◆ Written instruction
Search the data for the word "preview". Reproduce every line where it is found.

◆ Saved entries
┄┄┄┄┄┄

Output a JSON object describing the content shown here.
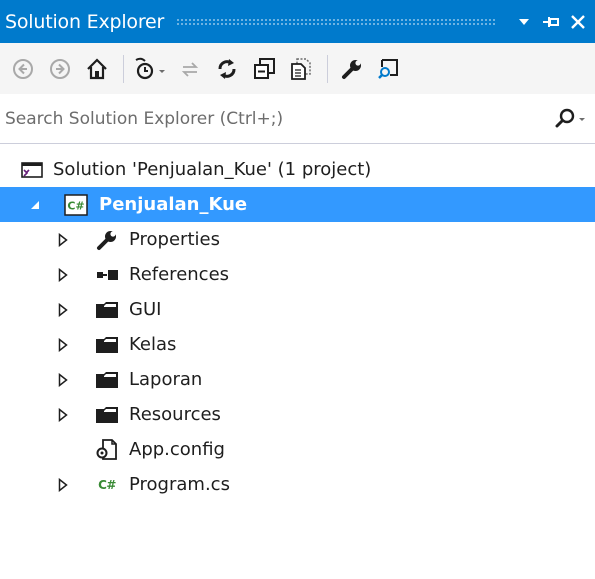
{
  "window": {
    "title": "Solution Explorer",
    "controls": {
      "dropdown": "▾",
      "pin": "pin-icon",
      "close": "✕"
    }
  },
  "toolbar": {
    "buttons": [
      {
        "name": "back",
        "icon": "back-arrow-icon"
      },
      {
        "name": "forward",
        "icon": "forward-arrow-icon"
      },
      {
        "name": "home",
        "icon": "home-icon"
      },
      {
        "name": "pending-changes-filter",
        "icon": "clock-filter-icon"
      },
      {
        "name": "sync-with-active-document",
        "icon": "sync-icon"
      },
      {
        "name": "refresh",
        "icon": "refresh-icon"
      },
      {
        "name": "collapse-all",
        "icon": "collapse-all-icon"
      },
      {
        "name": "show-all-files",
        "icon": "show-all-files-icon"
      },
      {
        "name": "properties",
        "icon": "wrench-icon"
      },
      {
        "name": "preview-selected-items",
        "icon": "preview-icon"
      }
    ]
  },
  "search": {
    "placeholder": "Search Solution Explorer (Ctrl+;)"
  },
  "tree": {
    "solution": {
      "label": "Solution 'Penjualan_Kue' (1 project)",
      "icon": "solution-icon"
    },
    "project": {
      "label": "Penjualan_Kue",
      "icon": "csharp-project-icon",
      "badge": "C#",
      "expanded": true,
      "selected": true
    },
    "items": [
      {
        "label": "Properties",
        "icon": "wrench-icon",
        "expandable": true
      },
      {
        "label": "References",
        "icon": "references-icon",
        "expandable": true
      },
      {
        "label": "GUI",
        "icon": "folder-icon",
        "expandable": true
      },
      {
        "label": "Kelas",
        "icon": "folder-icon",
        "expandable": true
      },
      {
        "label": "Laporan",
        "icon": "folder-icon",
        "expandable": true
      },
      {
        "label": "Resources",
        "icon": "folder-icon",
        "expandable": true
      },
      {
        "label": "App.config",
        "icon": "config-file-icon",
        "expandable": false
      },
      {
        "label": "Program.cs",
        "icon": "csharp-file-icon",
        "badge": "C#",
        "expandable": true
      }
    ]
  },
  "colors": {
    "accent": "#007acc",
    "selection": "#3399ff",
    "toolbar_bg": "#f5f5f5",
    "csharp_green": "#388a34"
  }
}
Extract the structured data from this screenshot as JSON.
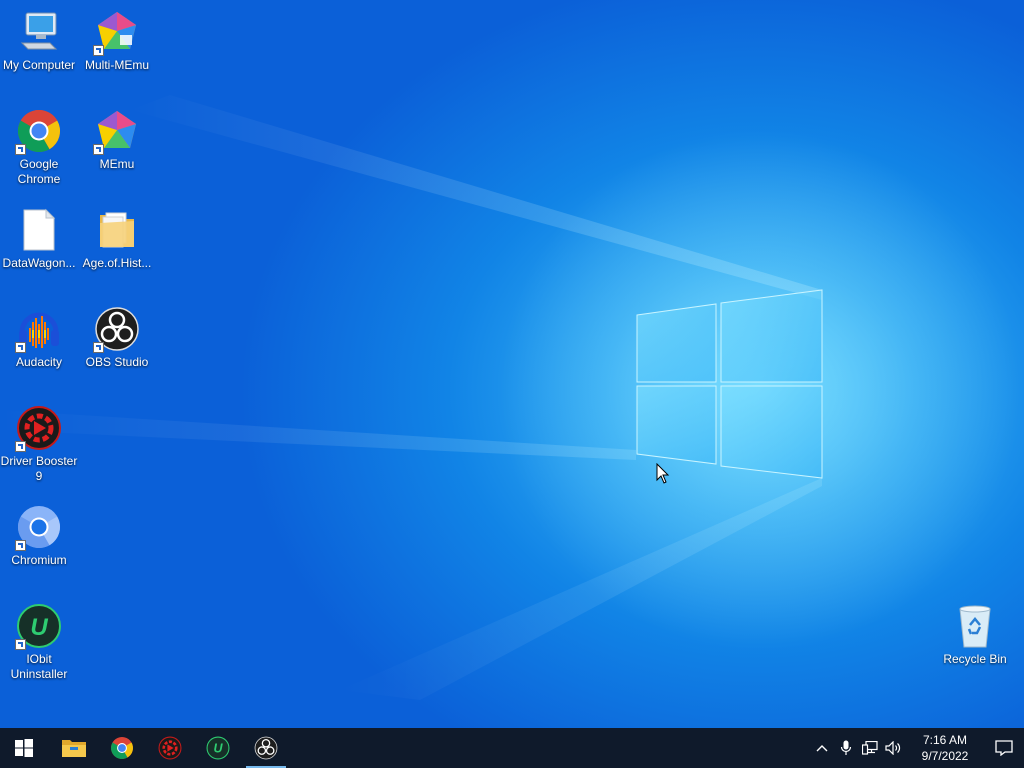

┄┄┄┄┄┄

◆ Right answer
        "name": "preview-selected-items",
        "icon": "preview-icon"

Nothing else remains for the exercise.